Prompt → Your task is to print the material below exactly as presented.
─── Dataset entries
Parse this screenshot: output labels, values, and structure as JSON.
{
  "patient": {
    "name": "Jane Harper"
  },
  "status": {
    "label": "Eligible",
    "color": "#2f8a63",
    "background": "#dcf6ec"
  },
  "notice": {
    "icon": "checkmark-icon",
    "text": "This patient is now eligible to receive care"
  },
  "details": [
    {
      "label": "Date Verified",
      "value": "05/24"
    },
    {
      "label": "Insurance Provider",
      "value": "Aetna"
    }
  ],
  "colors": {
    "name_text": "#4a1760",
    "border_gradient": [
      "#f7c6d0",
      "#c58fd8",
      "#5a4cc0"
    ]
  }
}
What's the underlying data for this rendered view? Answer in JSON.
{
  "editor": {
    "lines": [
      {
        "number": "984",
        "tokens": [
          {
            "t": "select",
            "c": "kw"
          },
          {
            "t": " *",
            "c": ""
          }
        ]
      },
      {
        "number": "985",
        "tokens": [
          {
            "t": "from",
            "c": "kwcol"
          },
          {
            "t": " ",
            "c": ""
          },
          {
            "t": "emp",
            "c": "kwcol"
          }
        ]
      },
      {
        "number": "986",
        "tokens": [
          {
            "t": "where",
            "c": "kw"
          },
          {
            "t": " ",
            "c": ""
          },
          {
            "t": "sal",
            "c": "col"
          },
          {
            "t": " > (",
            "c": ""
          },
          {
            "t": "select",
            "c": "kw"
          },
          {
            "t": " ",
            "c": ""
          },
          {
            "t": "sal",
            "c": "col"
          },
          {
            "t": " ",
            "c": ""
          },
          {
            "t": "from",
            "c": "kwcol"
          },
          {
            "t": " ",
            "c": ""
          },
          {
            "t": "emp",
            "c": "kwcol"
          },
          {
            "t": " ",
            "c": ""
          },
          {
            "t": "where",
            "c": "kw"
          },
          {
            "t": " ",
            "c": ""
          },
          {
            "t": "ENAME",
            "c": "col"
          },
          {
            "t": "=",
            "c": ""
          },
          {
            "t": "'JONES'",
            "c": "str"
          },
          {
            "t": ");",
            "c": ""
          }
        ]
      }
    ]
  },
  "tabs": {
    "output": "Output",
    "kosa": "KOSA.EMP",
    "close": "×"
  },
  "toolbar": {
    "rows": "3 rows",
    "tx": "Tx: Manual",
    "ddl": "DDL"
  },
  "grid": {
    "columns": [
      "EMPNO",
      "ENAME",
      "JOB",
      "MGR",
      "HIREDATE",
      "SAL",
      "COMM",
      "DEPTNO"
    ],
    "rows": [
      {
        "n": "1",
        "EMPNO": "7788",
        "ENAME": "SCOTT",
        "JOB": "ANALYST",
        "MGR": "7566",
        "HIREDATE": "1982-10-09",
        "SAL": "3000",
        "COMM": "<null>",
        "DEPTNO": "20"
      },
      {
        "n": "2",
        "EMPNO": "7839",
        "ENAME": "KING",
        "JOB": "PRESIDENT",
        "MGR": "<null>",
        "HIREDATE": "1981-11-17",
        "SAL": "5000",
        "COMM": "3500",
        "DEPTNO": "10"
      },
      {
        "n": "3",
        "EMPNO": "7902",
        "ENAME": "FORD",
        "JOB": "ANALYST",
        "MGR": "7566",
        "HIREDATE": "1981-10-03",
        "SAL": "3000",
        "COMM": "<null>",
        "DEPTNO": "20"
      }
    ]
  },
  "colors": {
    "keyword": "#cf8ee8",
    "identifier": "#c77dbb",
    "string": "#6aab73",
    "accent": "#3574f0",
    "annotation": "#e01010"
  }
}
──────
Written solution →
Parse this screenshot: output labels, values, and structure as JSON.
{
  "patient": {
    "name": "Jane Harper"
  },
  "status": {
    "label": "Eligible",
    "color": "#2f8a63",
    "background": "#dcf6ec"
  },
  "notice": {
    "icon": "checkmark-icon",
    "text": "This patient is now eligible to receive care"
  },
  "details": [
    {
      "label": "Date Verified",
      "value": "05/24"
    },
    {
      "label": "Insurance Provider",
      "value": "Aetna"
    }
  ],
  "colors": {
    "name_text": "#4a1760",
    "border_gradient": [
      "#f7c6d0",
      "#c58fd8",
      "#5a4cc0"
    ]
  }
}
What's the underlying data for this rendered view? Answer in JSON.
{
  "editor": {
    "lines": [
      {
        "number": "984",
        "tokens": [
          {
            "t": "select",
            "c": "kw"
          },
          {
            "t": " *",
            "c": ""
          }
        ]
      },
      {
        "number": "985",
        "tokens": [
          {
            "t": "from",
            "c": "kwcol"
          },
          {
            "t": " ",
            "c": ""
          },
          {
            "t": "emp",
            "c": "kwcol"
          }
        ]
      },
      {
        "number": "986",
        "tokens": [
          {
            "t": "where",
            "c": "kw"
          },
          {
            "t": " ",
            "c": ""
          },
          {
            "t": "sal",
            "c": "col"
          },
          {
            "t": " > (",
            "c": ""
          },
          {
            "t": "select",
            "c": "kw"
          },
          {
            "t": " ",
            "c": ""
          },
          {
            "t": "sal",
            "c": "col"
          },
          {
            "t": " ",
            "c": ""
          },
          {
            "t": "from",
            "c": "kwcol"
          },
          {
            "t": " ",
            "c": ""
          },
          {
            "t": "emp",
            "c": "kwcol"
          },
          {
            "t": " ",
            "c": ""
          },
          {
            "t": "where",
            "c": "kw"
          },
          {
            "t": " ",
            "c": ""
          },
          {
            "t": "ENAME",
            "c": "col"
          },
          {
            "t": "=",
            "c": ""
          },
          {
            "t": "'JONES'",
            "c": "str"
          },
          {
            "t": ");",
            "c": ""
          }
        ]
      }
    ]
  },
  "tabs": {
    "output": "Output",
    "kosa": "KOSA.EMP",
    "close": "×"
  },
  "toolbar": {
    "rows": "3 rows",
    "tx": "Tx: Manual",
    "ddl": "DDL"
  },
  "grid": {
    "columns": [
      "EMPNO",
      "ENAME",
      "JOB",
      "MGR",
      "HIREDATE",
      "SAL",
      "COMM",
      "DEPTNO"
    ],
    "rows": [
      {
        "n": "1",
        "EMPNO": "7788",
        "ENAME": "SCOTT",
        "JOB": "ANALYST",
        "MGR": "7566",
        "HIREDATE": "1982-10-09",
        "SAL": "3000",
        "COMM": "<null>",
        "DEPTNO": "20"
      },
      {
        "n": "2",
        "EMPNO": "7839",
        "ENAME": "KING",
        "JOB": "PRESIDENT",
        "MGR": "<null>",
        "HIREDATE": "1981-11-17",
        "SAL": "5000",
        "COMM": "3500",
        "DEPTNO": "10"
      },
      {
        "n": "3",
        "EMPNO": "7902",
        "ENAME": "FORD",
        "JOB": "ANALYST",
        "MGR": "7566",
        "HIREDATE": "1981-10-03",
        "SAL": "3000",
        "COMM": "<null>",
        "DEPTNO": "20"
      }
    ]
  },
  "colors": {
    "keyword": "#cf8ee8",
    "identifier": "#c77dbb",
    "string": "#6aab73",
    "accent": "#3574f0",
    "annotation": "#e01010"
  }
}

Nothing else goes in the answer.